EXERCISE TEXT ::

XIST and KDM5C expression across passages and alteration of epigenetic modifications in the patients. Each dot represents a human subject. Black = healthy European Caucasian female controls (CTRL); red = European Caucasian female patients with recurrent major depression (MDR). XIST (A) and KDM5C (B) gene expression was examined in the first batch of lymphoblastoid cells (XIST-1 and KDM5C-1). After more than a month of continuous cell culture, the same set of genes was examined again in the second batch of the same cell lines with different cell passages (XIST-2 and KDM5C-2). A high correlation of XIST (Pearson's coefficient, r = 0.88, p = 2.6 × 10^− 8) and KDM5C (Pearson's coefficient, r = 0.6, p = 0.0028) expression was observed between the two batches of cells with different passages. (C) Western blot analyses of KDM5C protein expression in the lymphoblastoid cells of female patients with recurrent major depression. A single band at 180 kD, the calculated size of human KDM5C protein, was detected. C: controls; D: recurrent major depression. β-actin was used as an internal control for normalization. (D) Consistent with increased mRNA expression, significantly higher KDM5C protein expression was found in the patients (t(22) = − 2.85, p < 0.01). (E) Lymphoblastoid cell lines from 4 female controls (black) and 4 female patients (red) with either recurrent major depression or mania and psychosis were selected for chromatin immunoprecipitation experiments. Six sites, separated by ~ 1 kb (except a 2 kb between 1 and 2) around the promoter of XIST gene, were examined by ChIP-QPCR. Multiple comparisons of Student's t-tests were corrected with FDR. Significantly more H3K27me3 was observed in the patients' lymphoblastoid cells at XIST (1) (t(6) = − 3.83, p < 0.05) and XIST (3) (t(6) = − 3.2, p < 0.05). A trend of more H3K27me3 at XIST (4) (t(6) = − 2.7, p < 0.1) was also observed. (F) Two sites around the promoter of KDM5C gene were also examined by CHIP-QPCR. H3K27me3 is significantly more enriched at KDM5C (1) (t(6) = − 3.39, p < 0.05) in female patients' lymphoblastoid cells.

SUPPLIED INFORMATION ::
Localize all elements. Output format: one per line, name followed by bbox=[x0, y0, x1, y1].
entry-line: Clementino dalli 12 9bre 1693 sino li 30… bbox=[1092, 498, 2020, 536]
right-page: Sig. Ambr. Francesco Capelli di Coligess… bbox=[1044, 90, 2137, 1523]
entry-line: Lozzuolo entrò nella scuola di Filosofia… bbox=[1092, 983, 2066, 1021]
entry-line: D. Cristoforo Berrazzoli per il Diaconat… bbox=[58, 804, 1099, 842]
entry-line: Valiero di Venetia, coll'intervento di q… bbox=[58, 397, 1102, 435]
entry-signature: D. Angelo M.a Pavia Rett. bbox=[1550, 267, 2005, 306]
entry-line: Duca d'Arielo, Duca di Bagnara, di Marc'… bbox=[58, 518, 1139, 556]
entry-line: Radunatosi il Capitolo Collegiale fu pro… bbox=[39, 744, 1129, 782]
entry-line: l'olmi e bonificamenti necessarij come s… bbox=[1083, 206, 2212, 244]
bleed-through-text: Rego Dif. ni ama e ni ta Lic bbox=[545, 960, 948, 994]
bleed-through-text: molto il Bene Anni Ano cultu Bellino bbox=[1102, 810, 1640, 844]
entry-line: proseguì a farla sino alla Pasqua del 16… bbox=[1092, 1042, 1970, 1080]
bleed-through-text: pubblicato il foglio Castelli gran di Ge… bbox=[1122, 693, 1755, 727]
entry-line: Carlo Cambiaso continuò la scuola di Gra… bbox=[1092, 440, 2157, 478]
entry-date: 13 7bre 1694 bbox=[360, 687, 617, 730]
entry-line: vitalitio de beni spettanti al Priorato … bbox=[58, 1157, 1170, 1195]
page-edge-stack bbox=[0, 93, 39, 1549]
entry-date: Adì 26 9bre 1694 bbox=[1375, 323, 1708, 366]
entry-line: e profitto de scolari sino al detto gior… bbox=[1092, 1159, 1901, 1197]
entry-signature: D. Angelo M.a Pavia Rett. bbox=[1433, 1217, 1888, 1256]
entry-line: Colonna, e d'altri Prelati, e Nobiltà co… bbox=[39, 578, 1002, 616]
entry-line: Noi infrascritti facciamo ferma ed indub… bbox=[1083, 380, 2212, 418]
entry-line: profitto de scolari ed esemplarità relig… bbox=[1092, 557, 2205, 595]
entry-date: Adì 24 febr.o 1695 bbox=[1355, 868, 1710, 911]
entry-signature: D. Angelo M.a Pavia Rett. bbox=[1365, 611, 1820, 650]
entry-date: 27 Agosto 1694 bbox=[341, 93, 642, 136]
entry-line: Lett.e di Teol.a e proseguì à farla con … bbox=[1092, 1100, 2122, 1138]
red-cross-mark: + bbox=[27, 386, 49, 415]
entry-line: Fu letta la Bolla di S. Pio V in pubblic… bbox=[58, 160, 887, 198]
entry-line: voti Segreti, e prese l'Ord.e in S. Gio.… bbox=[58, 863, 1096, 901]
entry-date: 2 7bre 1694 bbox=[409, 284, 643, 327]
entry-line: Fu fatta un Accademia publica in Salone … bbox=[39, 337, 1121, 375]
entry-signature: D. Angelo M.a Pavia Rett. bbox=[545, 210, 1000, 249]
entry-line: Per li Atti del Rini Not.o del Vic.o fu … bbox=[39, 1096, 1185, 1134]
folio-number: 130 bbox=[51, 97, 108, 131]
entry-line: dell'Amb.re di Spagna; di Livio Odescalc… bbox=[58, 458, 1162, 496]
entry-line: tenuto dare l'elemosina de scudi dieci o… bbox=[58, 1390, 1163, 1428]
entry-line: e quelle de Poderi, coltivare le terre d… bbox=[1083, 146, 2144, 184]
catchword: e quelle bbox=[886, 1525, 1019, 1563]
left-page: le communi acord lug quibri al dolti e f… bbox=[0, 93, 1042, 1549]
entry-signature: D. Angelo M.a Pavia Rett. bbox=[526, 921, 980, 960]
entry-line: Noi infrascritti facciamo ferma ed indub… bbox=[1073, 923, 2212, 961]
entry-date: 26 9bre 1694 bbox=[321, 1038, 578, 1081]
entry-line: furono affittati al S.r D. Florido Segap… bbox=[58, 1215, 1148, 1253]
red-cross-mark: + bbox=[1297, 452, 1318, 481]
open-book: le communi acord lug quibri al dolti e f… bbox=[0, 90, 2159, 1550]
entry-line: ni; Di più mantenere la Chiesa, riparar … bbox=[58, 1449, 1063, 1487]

TASK DESCRIPTION :: Could you copy out the whole figure legend on XIST and KDM5C expression above, word for word?

RESULT ::
XIST and KDM5C expression across passages and alteration of epigenetic modifications in the patients. Each dot represents a human subject. Black = healthy European Caucasian female controls (CTRL); red = European Caucasian female patients with recurrent major depression (MDR). XIST (A) and KDM5C (B) gene expression was examined in the first batch of lymphoblastoid cells (XIST-1 and KDM5C-1). After more than a month of continuous cell culture, the same set of genes was examined again in the second batch of the same cell lines with different cell passages (XIST-2 and KDM5C-2). A high correlation of XIST (Pearson's coefficient, r = 0.88, p = 2.6 × 10^− 8) and KDM5C (Pearson's coefficient, r = 0.6, p = 0.0028) expression was observed between the two batches of cells with different passages. (C) Western blot analyses of KDM5C protein expression in the lymphoblastoid cells of female patients with recurrent major depression. A single band at 180 kD, the calculated size of human KDM5C protein, was detected. C: controls; D: recurrent major depression. β-actin was used as an internal control for normalization. (D) Consistent with increased mRNA expression, significantly higher KDM5C protein expression was found in the patients (t(22) = − 2.85, p < 0.01). (E) Lymphoblastoid cell lines from 4 female controls (black) and 4 female patients (red) with either recurrent major depression or mania and psychosis were selected for chromatin immunoprecipitation experiments. Six sites, separated by ~ 1 kb (except a 2 kb between 1 and 2) around the promoter of XIST gene, were examined by ChIP-QPCR. Multiple comparisons of Student's t-tests were corrected with FDR. Significantly more H3K27me3 was observed in the patients' lymphoblastoid cells at XIST (1) (t(6) = − 3.83, p < 0.05) and XIST (3) (t(6) = − 3.2, p < 0.05). A trend of more H3K27me3 at XIST (4) (t(6) = − 2.7, p < 0.1) was also observed. (F) Two sites around the promoter of KDM5C gene were also examined by CHIP-QPCR. H3K27me3 is significantly more enriched at KDM5C (1) (t(6) = − 3.39, p < 0.05) in female patients' lymphoblastoid cells.